ASSIGNMENT>
Reproduce word for word the passage of the post on memory and core usage on SGE below that begins with the words containing "(ms, mh) = resource.getrlimit(resource.RLIMIT_AS)" and ends with "for address space.".

Tag Archives: sge

Memory and Core Usage on SGE

We are running into issues with one of our applications requesting too much memory on the cluster. We need to set appropriate limits and ensure that the application knows how much memory it has available.

To begin, we need some code to test how many cores and memory the application thinks it has. The application that is causing us issues is written in Java, but we’re going to do this in python3 to ensure we can debug what is going on.

There are two python3 modules that you can use to test what is available. psutil (python system and process utilities) and resources (basic mechanisms for measuring and controlling system resources utilized by a program). The former gives us access to core system information, while the latter gives us access to available resources. Here is some code to print what is, or maybe, available. Before we start, a little helper function to convert bytes to human-readable format (from this SO post)

def sizeof_fmt(num, suffix='B'):
    for unit in ['','Ki','Mi','Gi','Ti','Pi','Ei','Zi']:
        if abs(num) < 1024.0:
            return "%3.1f%s%s" % (num, unit, suffix)
        num /= 1024.0
    return "%.1f%s%s" % (num, 'Yi', suffix)

Here we figure out our host and important information:

hostname = socket.gethostname()
m = psutil.virtual_memory()
c = psutil.cpu_count()
t = sizeof_fmt(m.total)
a = sizeof_fmt(m.available)
(ms, mh) = resource.getrlimit(resource.RLIMIT_AS)
if ms > 0:
ms = sizeof_fmt(ms)
if mh > 0:
mh = sizeof_fmt(mh)
print(f"Running on: {hostname}")
print(f"Number of cpus: {c}")
print(f"Total memory: {t}\nAvailable memory: {a}")
print(f"Memory limit (ulimit): soft: {ms} hard: {mh}")

You maybe wondering why we used resource.RLIMIT_AS to get the virtual memory as opposed to resource.RLIMIT_VMEM. Linux systems don’t report RLIMIT_VMEM, and instead use RLIMIT_AS for address space.

Data entries>
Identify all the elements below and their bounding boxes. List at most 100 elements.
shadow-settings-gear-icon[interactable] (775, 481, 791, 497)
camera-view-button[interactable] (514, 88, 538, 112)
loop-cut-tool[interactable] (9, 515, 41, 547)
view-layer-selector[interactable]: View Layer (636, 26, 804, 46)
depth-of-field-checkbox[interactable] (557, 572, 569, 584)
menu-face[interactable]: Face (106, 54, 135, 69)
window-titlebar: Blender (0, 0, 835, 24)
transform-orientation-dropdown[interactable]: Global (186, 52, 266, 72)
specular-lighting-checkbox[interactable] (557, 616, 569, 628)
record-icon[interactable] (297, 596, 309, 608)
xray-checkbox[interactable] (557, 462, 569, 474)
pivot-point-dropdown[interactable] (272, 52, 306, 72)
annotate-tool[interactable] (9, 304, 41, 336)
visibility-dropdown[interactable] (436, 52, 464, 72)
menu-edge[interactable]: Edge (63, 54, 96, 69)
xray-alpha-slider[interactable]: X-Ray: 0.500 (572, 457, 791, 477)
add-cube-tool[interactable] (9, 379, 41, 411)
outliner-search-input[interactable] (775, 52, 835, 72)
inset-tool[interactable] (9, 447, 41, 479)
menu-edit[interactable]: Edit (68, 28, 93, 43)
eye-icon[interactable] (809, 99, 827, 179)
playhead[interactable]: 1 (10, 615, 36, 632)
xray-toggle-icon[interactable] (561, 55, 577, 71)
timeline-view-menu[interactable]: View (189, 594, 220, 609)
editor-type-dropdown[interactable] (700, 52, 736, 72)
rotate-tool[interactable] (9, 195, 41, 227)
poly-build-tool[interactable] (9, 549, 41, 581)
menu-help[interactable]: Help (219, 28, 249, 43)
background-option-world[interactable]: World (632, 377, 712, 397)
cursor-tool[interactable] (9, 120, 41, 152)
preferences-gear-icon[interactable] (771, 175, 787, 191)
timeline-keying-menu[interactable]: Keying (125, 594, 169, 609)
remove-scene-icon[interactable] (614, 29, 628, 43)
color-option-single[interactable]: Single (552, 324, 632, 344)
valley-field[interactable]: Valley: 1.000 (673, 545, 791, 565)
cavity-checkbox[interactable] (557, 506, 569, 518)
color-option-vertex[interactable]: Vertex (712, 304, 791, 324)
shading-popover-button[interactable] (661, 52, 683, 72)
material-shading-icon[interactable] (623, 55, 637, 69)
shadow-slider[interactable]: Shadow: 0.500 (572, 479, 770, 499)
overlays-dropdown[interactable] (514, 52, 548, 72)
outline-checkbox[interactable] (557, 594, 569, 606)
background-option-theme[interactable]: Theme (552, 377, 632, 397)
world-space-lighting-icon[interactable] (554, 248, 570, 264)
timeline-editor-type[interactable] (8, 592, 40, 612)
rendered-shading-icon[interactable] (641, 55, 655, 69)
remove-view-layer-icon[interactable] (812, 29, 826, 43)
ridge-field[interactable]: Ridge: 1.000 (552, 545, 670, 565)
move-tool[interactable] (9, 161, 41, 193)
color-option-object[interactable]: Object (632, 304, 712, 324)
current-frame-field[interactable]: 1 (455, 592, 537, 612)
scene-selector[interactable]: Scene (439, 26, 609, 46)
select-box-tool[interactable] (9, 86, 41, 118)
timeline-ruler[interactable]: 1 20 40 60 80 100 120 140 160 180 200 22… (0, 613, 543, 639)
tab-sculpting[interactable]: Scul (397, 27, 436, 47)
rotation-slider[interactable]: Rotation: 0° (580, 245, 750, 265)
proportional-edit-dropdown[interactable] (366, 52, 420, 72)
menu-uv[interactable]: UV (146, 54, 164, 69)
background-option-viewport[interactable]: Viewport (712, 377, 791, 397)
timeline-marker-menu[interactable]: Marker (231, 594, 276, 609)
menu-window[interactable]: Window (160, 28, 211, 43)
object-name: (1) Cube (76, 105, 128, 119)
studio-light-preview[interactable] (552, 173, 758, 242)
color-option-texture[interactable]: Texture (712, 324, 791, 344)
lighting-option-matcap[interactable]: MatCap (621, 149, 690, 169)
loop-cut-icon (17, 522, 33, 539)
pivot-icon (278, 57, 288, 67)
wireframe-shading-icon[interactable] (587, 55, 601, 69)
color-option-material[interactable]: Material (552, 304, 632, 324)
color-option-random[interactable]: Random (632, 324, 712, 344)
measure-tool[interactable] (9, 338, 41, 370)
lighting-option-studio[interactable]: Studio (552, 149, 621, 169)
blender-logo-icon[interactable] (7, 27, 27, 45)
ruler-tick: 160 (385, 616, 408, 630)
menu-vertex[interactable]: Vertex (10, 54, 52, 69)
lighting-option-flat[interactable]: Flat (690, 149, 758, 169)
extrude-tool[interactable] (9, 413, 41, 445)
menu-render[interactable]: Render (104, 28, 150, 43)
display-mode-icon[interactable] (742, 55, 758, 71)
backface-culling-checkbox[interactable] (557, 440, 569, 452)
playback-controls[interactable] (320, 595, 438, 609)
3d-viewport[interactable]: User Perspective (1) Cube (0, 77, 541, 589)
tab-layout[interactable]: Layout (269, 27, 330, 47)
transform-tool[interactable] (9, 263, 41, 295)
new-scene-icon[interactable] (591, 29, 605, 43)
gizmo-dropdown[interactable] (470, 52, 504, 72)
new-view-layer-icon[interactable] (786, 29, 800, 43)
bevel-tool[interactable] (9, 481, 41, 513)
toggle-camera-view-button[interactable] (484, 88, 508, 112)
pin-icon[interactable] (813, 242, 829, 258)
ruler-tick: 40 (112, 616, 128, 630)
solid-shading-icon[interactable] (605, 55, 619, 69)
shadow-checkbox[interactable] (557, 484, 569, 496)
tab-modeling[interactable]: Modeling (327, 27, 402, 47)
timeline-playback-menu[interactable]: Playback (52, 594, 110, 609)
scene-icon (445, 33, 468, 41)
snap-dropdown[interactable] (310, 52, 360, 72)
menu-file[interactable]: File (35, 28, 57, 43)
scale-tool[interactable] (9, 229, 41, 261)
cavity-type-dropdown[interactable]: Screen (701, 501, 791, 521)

TASK RESPONSE>
(ms, mh) = resource.getrlimit(resource.RLIMIT_AS)
if ms > 0:
ms = sizeof_fmt(ms)
if mh > 0:
mh = sizeof_fmt(mh)
print(f"Running on: {hostname}")
print(f"Number of cpus: {c}")
print(f"Total memory: {t}\nAvailable memory: {a}")
print(f"Memory limit (ulimit): soft: {ms} hard: {mh}")

You maybe wondering why we used resource.RLIMIT_AS to get the virtual memory as opposed to resource.RLIMIT_VMEM. Linux systems don’t report RLIMIT_VMEM, and instead use RLIMIT_AS for address space.